--- Problem statement ---
Copy out the listing that follows, exact in every word, and skip the images.

Dataset excerpts
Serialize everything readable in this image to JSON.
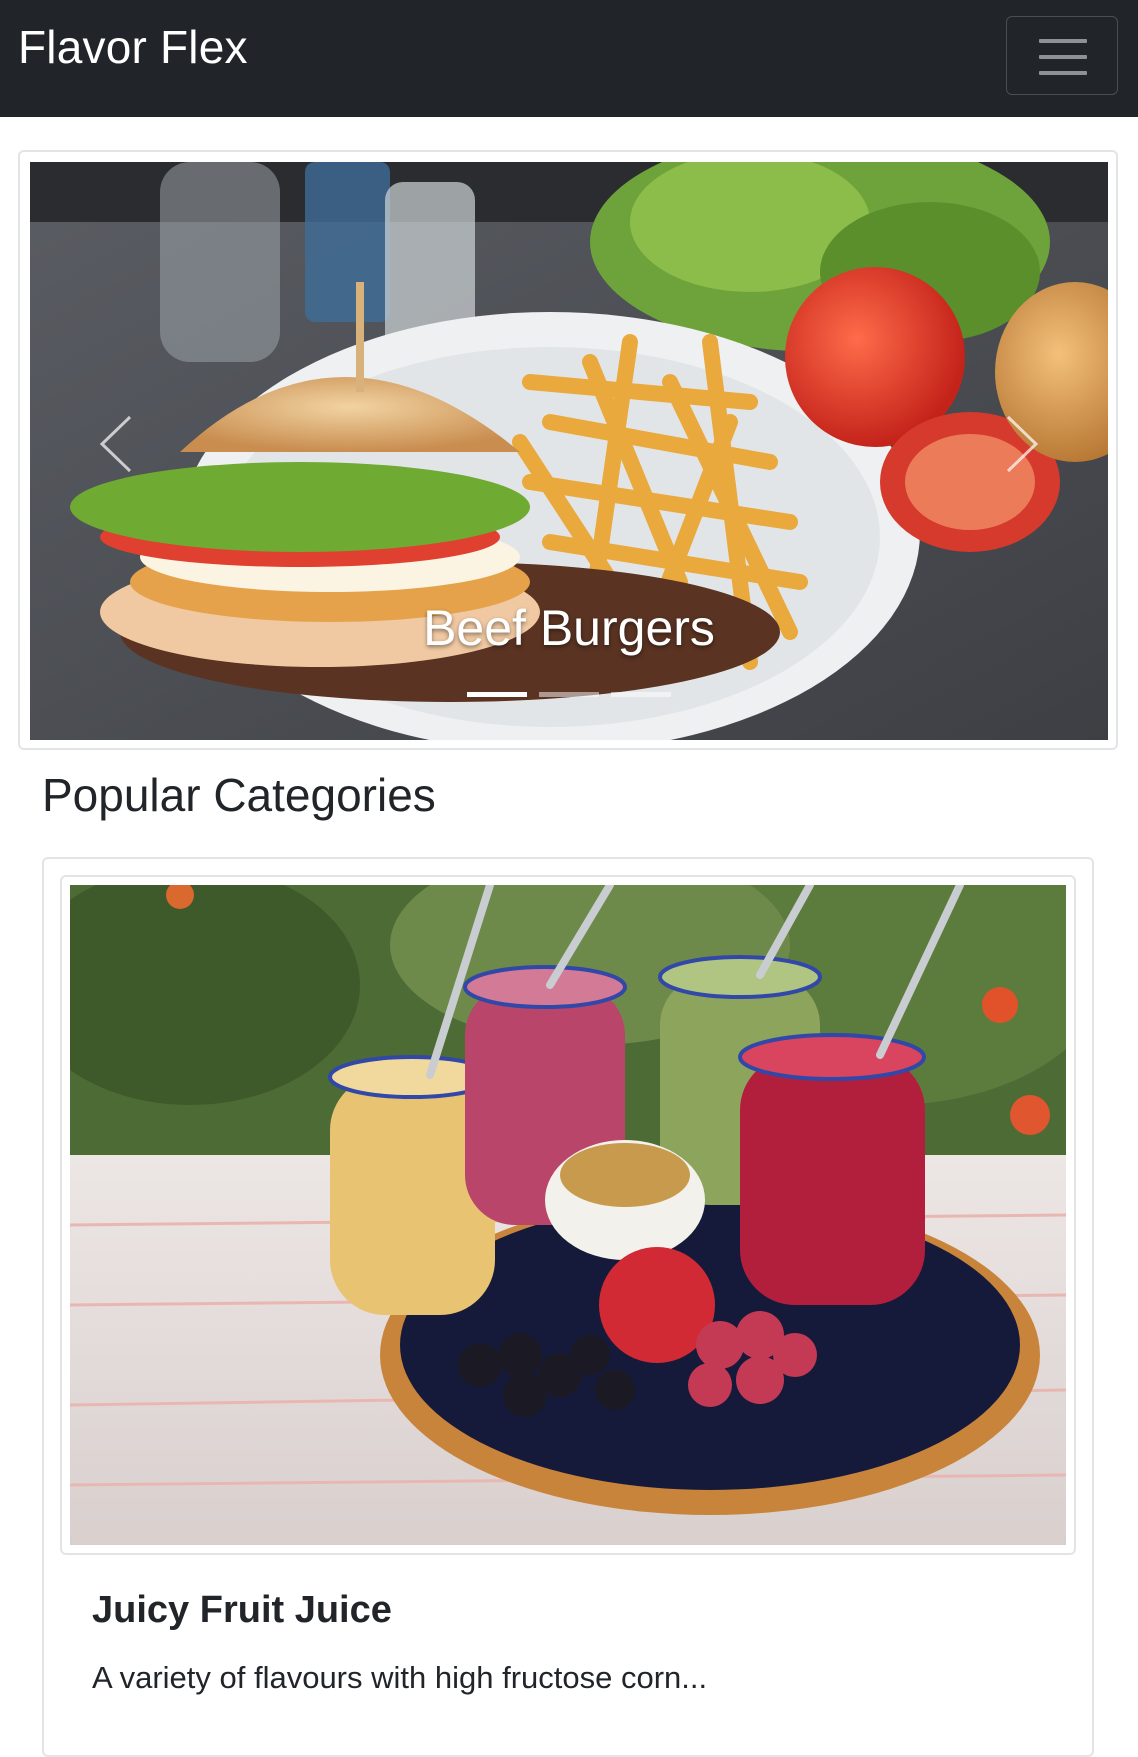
{
  "navbar": {
    "brand": "Flavor Flex",
    "toggle_icon": "hamburger-menu-icon",
    "background": "#212529"
  },
  "carousel": {
    "caption": "Beef Burgers",
    "active_slide": 1,
    "slide_count": 3,
    "prev_icon": "chevron-left-icon",
    "next_icon": "chevron-right-icon"
  },
  "popular": {
    "title": "Popular Categories"
  },
  "category_card": {
    "title": "Juicy Fruit Juice",
    "text": "A variety of flavours with high fructose corn..."
  }
}
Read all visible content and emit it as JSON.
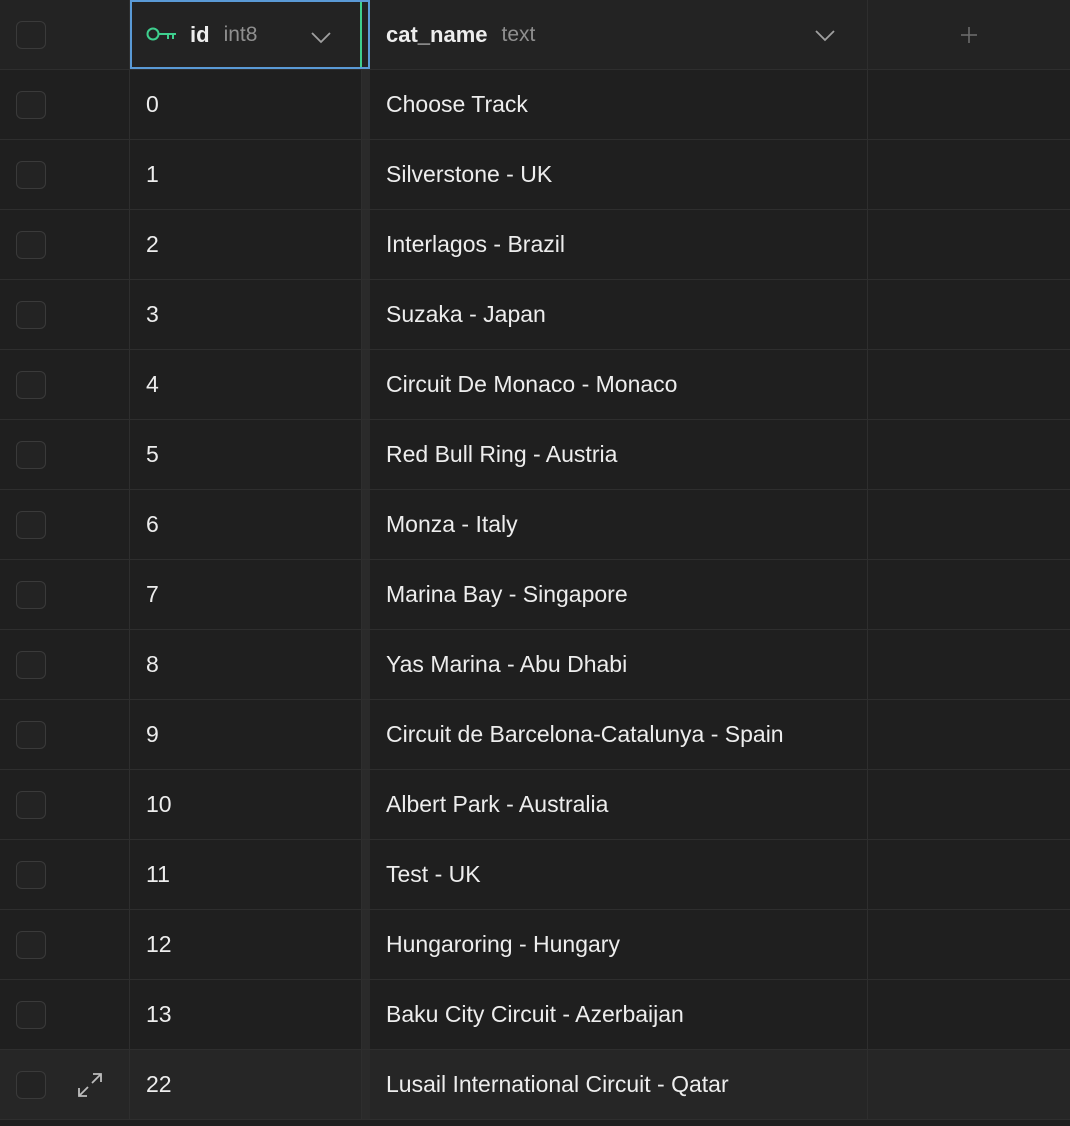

--- Correct response ---
Serialize everything readable in this image to JSON.
{
  "navbar": {
    "brand": "Flavor Flex",
    "toggle_icon": "hamburger-menu-icon",
    "background": "#212529"
  },
  "carousel": {
    "caption": "Beef Burgers",
    "active_slide": 1,
    "slide_count": 3,
    "prev_icon": "chevron-left-icon",
    "next_icon": "chevron-right-icon"
  },
  "popular": {
    "title": "Popular Categories"
  },
  "category_card": {
    "title": "Juicy Fruit Juice",
    "text": "A variety of flavours with high fructose corn..."
  }
}
Read all visible content and emit it as JSON.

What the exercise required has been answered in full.